→ **GIVEN PROBLEM**
Output every one of the rows below verbatim, keeping their original order.

---------- TASK DATA

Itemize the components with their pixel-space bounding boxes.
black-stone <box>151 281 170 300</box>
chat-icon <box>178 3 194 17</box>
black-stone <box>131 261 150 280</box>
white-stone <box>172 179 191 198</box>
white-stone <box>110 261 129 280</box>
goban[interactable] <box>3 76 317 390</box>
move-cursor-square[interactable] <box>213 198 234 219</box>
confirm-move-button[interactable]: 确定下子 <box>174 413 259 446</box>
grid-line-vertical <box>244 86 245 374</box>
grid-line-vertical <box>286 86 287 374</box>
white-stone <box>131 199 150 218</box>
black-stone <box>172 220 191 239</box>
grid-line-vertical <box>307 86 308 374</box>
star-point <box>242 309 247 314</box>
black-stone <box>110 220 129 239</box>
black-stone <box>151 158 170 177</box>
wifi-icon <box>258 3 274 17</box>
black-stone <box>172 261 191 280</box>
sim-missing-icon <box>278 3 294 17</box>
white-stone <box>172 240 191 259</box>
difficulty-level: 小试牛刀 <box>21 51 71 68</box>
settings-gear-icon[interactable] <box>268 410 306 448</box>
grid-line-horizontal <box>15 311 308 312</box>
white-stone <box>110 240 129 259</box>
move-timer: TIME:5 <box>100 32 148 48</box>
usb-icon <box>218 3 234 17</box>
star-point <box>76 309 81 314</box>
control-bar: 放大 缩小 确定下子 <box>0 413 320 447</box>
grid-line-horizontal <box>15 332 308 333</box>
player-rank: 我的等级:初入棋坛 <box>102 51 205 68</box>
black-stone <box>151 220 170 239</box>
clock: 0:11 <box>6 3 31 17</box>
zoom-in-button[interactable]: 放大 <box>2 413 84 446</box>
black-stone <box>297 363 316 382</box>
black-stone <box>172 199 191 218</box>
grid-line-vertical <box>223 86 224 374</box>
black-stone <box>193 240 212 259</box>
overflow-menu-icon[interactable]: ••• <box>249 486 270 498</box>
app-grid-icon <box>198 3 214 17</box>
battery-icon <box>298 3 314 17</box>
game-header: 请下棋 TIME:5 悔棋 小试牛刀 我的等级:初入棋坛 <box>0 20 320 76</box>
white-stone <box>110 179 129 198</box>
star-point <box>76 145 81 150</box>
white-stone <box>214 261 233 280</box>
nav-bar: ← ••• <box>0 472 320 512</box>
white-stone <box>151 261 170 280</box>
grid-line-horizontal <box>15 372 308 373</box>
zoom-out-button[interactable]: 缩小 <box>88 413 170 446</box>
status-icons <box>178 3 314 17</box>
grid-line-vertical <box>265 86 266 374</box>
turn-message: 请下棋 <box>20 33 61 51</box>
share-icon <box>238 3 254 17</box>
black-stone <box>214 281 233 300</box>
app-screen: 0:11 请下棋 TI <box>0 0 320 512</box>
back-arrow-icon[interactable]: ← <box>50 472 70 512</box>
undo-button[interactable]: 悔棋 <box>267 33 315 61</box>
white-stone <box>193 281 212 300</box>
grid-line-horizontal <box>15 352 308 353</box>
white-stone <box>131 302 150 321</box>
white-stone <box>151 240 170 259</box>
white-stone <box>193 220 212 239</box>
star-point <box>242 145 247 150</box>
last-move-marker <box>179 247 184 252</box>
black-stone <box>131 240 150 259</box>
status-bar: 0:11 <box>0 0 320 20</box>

--------------------

→ **FINISHED EXERCISE**
Itemize the components with their pixel-space bounding boxes.
black-stone <box>151 281 170 300</box>
chat-icon <box>178 3 194 17</box>
black-stone <box>131 261 150 280</box>
white-stone <box>172 179 191 198</box>
white-stone <box>110 261 129 280</box>
goban[interactable] <box>3 76 317 390</box>
move-cursor-square[interactable] <box>213 198 234 219</box>
confirm-move-button[interactable]: 确定下子 <box>174 413 259 446</box>
grid-line-vertical <box>244 86 245 374</box>
grid-line-vertical <box>286 86 287 374</box>
white-stone <box>131 199 150 218</box>
black-stone <box>172 220 191 239</box>
grid-line-vertical <box>307 86 308 374</box>
star-point <box>242 309 247 314</box>
black-stone <box>110 220 129 239</box>
black-stone <box>151 158 170 177</box>
wifi-icon <box>258 3 274 17</box>
black-stone <box>172 261 191 280</box>
sim-missing-icon <box>278 3 294 17</box>
white-stone <box>172 240 191 259</box>
difficulty-level: 小试牛刀 <box>21 51 71 68</box>
settings-gear-icon[interactable] <box>268 410 306 448</box>
grid-line-horizontal <box>15 311 308 312</box>
white-stone <box>110 240 129 259</box>
move-timer: TIME:5 <box>100 32 148 48</box>
usb-icon <box>218 3 234 17</box>
star-point <box>76 309 81 314</box>
control-bar: 放大 缩小 确定下子 <box>0 413 320 447</box>
grid-line-horizontal <box>15 332 308 333</box>
player-rank: 我的等级:初入棋坛 <box>102 51 205 68</box>
black-stone <box>151 220 170 239</box>
clock: 0:11 <box>6 3 31 17</box>
zoom-in-button[interactable]: 放大 <box>2 413 84 446</box>
black-stone <box>297 363 316 382</box>
black-stone <box>172 199 191 218</box>
grid-line-vertical <box>223 86 224 374</box>
black-stone <box>193 240 212 259</box>
overflow-menu-icon[interactable]: ••• <box>249 486 270 498</box>
app-grid-icon <box>198 3 214 17</box>
battery-icon <box>298 3 314 17</box>
game-header: 请下棋 TIME:5 悔棋 小试牛刀 我的等级:初入棋坛 <box>0 20 320 76</box>
white-stone <box>110 179 129 198</box>
star-point <box>76 145 81 150</box>
white-stone <box>214 261 233 280</box>
nav-bar: ← ••• <box>0 472 320 512</box>
white-stone <box>151 261 170 280</box>
grid-line-horizontal <box>15 372 308 373</box>
zoom-out-button[interactable]: 缩小 <box>88 413 170 446</box>
status-icons <box>178 3 314 17</box>
grid-line-vertical <box>265 86 266 374</box>
turn-message: 请下棋 <box>20 33 61 51</box>
share-icon <box>238 3 254 17</box>
black-stone <box>214 281 233 300</box>
app-screen: 0:11 请下棋 TI <box>0 0 320 512</box>
back-arrow-icon[interactable]: ← <box>50 472 70 512</box>
undo-button[interactable]: 悔棋 <box>267 33 315 61</box>
white-stone <box>193 281 212 300</box>
grid-line-horizontal <box>15 352 308 353</box>
white-stone <box>131 302 150 321</box>
white-stone <box>151 240 170 259</box>
white-stone <box>193 220 212 239</box>
star-point <box>242 145 247 150</box>
last-move-marker <box>179 247 184 252</box>
black-stone <box>131 240 150 259</box>
status-bar: 0:11 <box>0 0 320 20</box>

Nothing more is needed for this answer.